----- EXTRACTED INFORMATION -----
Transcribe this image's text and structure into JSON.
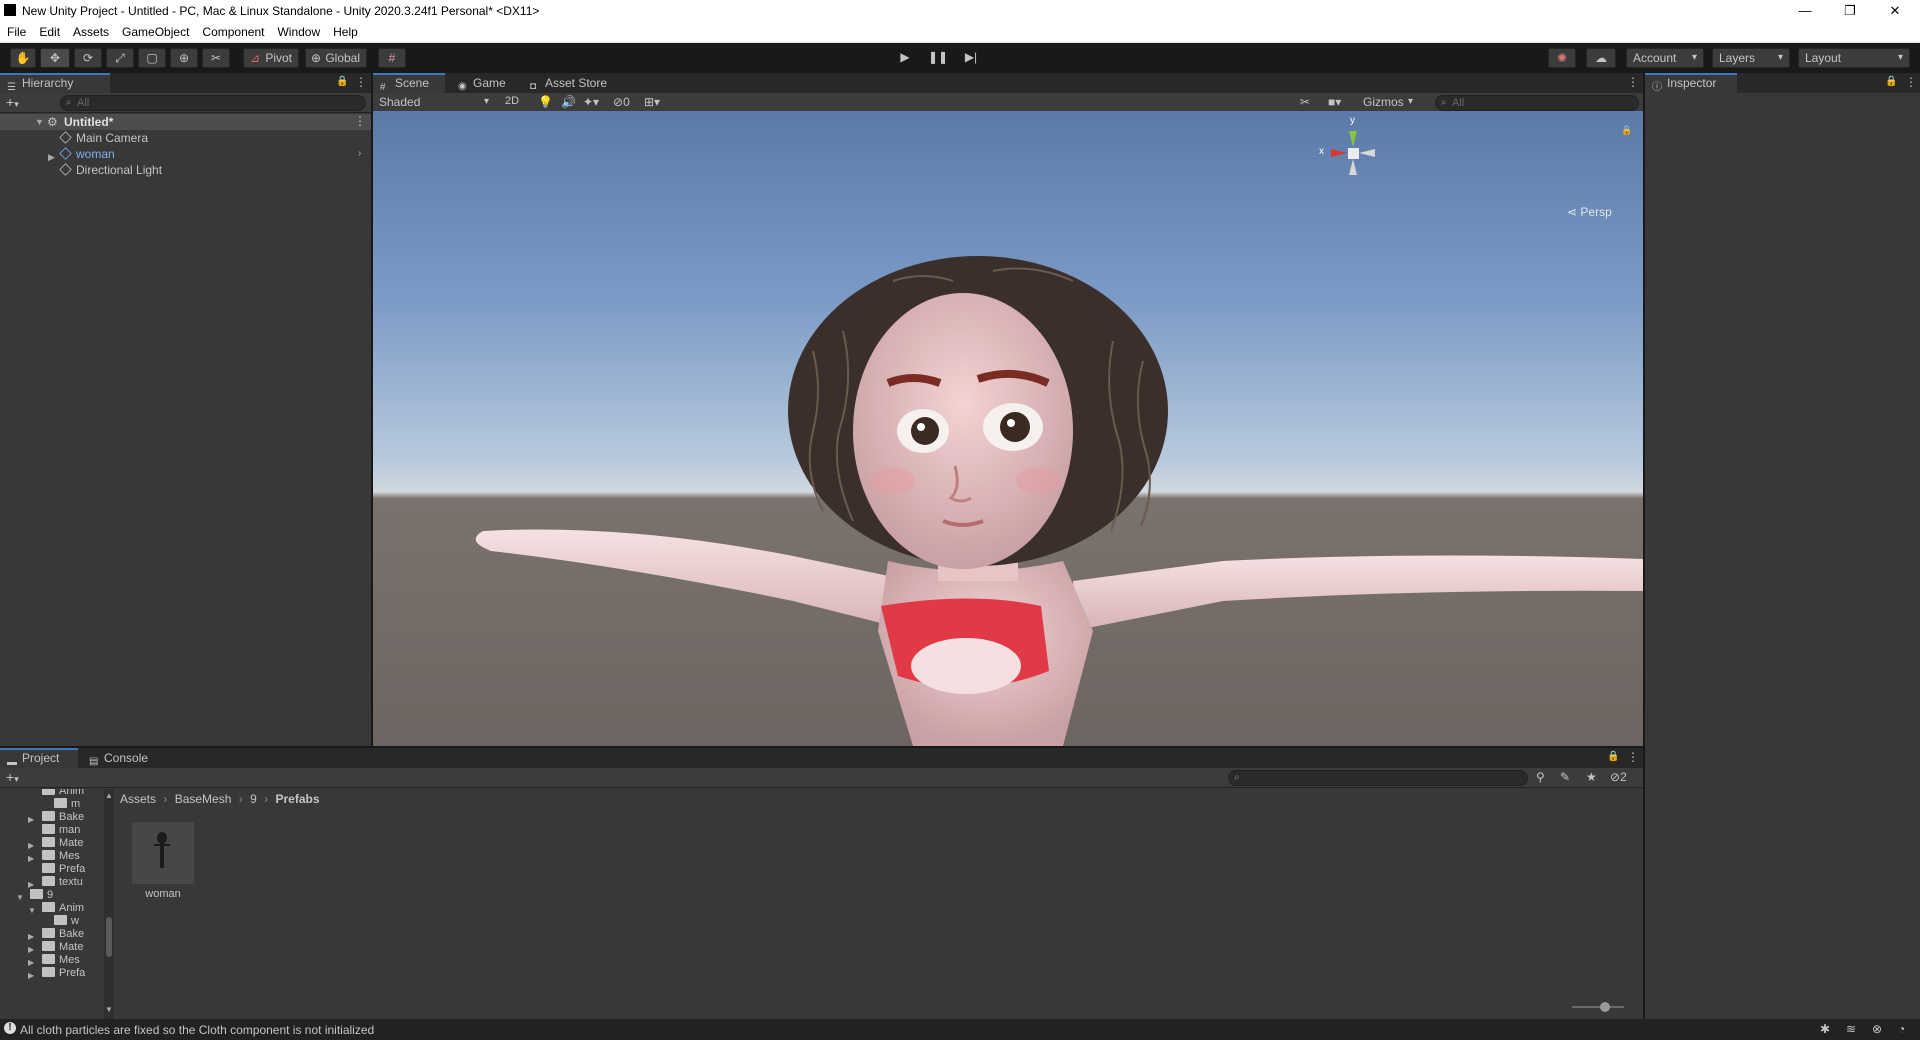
{
  "window": {
    "title": "New Unity Project - Untitled - PC, Mac & Linux Standalone - Unity 2020.3.24f1 Personal* <DX11>",
    "minimize": "—",
    "maximize": "❐",
    "close": "✕"
  },
  "menu": [
    "File",
    "Edit",
    "Assets",
    "GameObject",
    "Component",
    "Window",
    "Help"
  ],
  "toolbar": {
    "pivot_label": "Pivot",
    "global_label": "Global",
    "account_label": "Account",
    "layers_label": "Layers",
    "layout_label": "Layout"
  },
  "hierarchy": {
    "tab_label": "Hierarchy",
    "search_placeholder": "All",
    "scene_name": "Untitled*",
    "items": [
      "Main Camera",
      "woman",
      "Directional Light"
    ]
  },
  "scene": {
    "tabs": [
      "Scene",
      "Game",
      "Asset Store"
    ],
    "shading_mode": "Shaded",
    "mode_2d": "2D",
    "hidden_count": "0",
    "gizmos_label": "Gizmos",
    "search_placeholder": "All",
    "projection_label": "Persp",
    "axis_labels": {
      "x": "x",
      "y": "y"
    }
  },
  "inspector": {
    "tab_label": "Inspector"
  },
  "project": {
    "tabs": [
      "Project",
      "Console"
    ],
    "hidden_count": "2",
    "breadcrumb": [
      "Assets",
      "BaseMesh",
      "9",
      "Prefabs"
    ],
    "tree": [
      {
        "label": "Anim",
        "indent": 3,
        "type": "folder",
        "arrow": ""
      },
      {
        "label": "m",
        "indent": 4,
        "type": "folder",
        "arrow": ""
      },
      {
        "label": "Bake",
        "indent": 3,
        "type": "folder",
        "arrow": "▶"
      },
      {
        "label": "man",
        "indent": 3,
        "type": "folder",
        "arrow": ""
      },
      {
        "label": "Mate",
        "indent": 3,
        "type": "folder",
        "arrow": "▶"
      },
      {
        "label": "Mes",
        "indent": 3,
        "type": "folder",
        "arrow": "▶"
      },
      {
        "label": "Prefa",
        "indent": 3,
        "type": "folder",
        "arrow": ""
      },
      {
        "label": "textu",
        "indent": 3,
        "type": "folder",
        "arrow": "▶"
      },
      {
        "label": "9",
        "indent": 2,
        "type": "folder",
        "arrow": "▼"
      },
      {
        "label": "Anim",
        "indent": 3,
        "type": "folder",
        "arrow": "▼"
      },
      {
        "label": "w",
        "indent": 4,
        "type": "folder",
        "arrow": ""
      },
      {
        "label": "Bake",
        "indent": 3,
        "type": "folder",
        "arrow": "▶"
      },
      {
        "label": "Mate",
        "indent": 3,
        "type": "folder",
        "arrow": "▶"
      },
      {
        "label": "Mes",
        "indent": 3,
        "type": "folder",
        "arrow": "▶"
      },
      {
        "label": "Prefa",
        "indent": 3,
        "type": "folder",
        "arrow": "▶"
      }
    ],
    "assets": [
      {
        "name": "woman"
      }
    ]
  },
  "status": {
    "message": "All cloth particles are fixed so the Cloth component is not initialized"
  },
  "colors": {
    "accent": "#3a79bb",
    "prefab_blue": "#7cb0f0",
    "panel": "#383838",
    "sky_top": "#5b7aa7",
    "ground": "#6d6561"
  }
}
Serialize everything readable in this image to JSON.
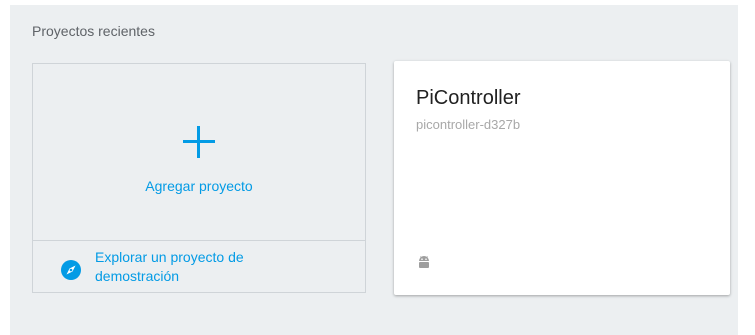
{
  "section": {
    "title": "Proyectos recientes"
  },
  "add_card": {
    "icon": "plus-icon",
    "label": "Agregar proyecto",
    "demo_icon": "compass-icon",
    "demo_label": "Explorar un proyecto de demostración",
    "accent_color": "#039be5"
  },
  "project_card": {
    "name": "PiController",
    "id": "picontroller-d327b",
    "platform_icon": "android-icon"
  }
}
-----
STATED GOAL: Write out exactly the lines from the line holding "Serialize everything readable" through the last line of the records above, inclusive, and nothing more. Leave out the pictures.

FULL OUTPUT:
Serialize everything readable in this image to JSON.
{
  "section": {
    "title": "Proyectos recientes"
  },
  "add_card": {
    "icon": "plus-icon",
    "label": "Agregar proyecto",
    "demo_icon": "compass-icon",
    "demo_label": "Explorar un proyecto de demostración",
    "accent_color": "#039be5"
  },
  "project_card": {
    "name": "PiController",
    "id": "picontroller-d327b",
    "platform_icon": "android-icon"
  }
}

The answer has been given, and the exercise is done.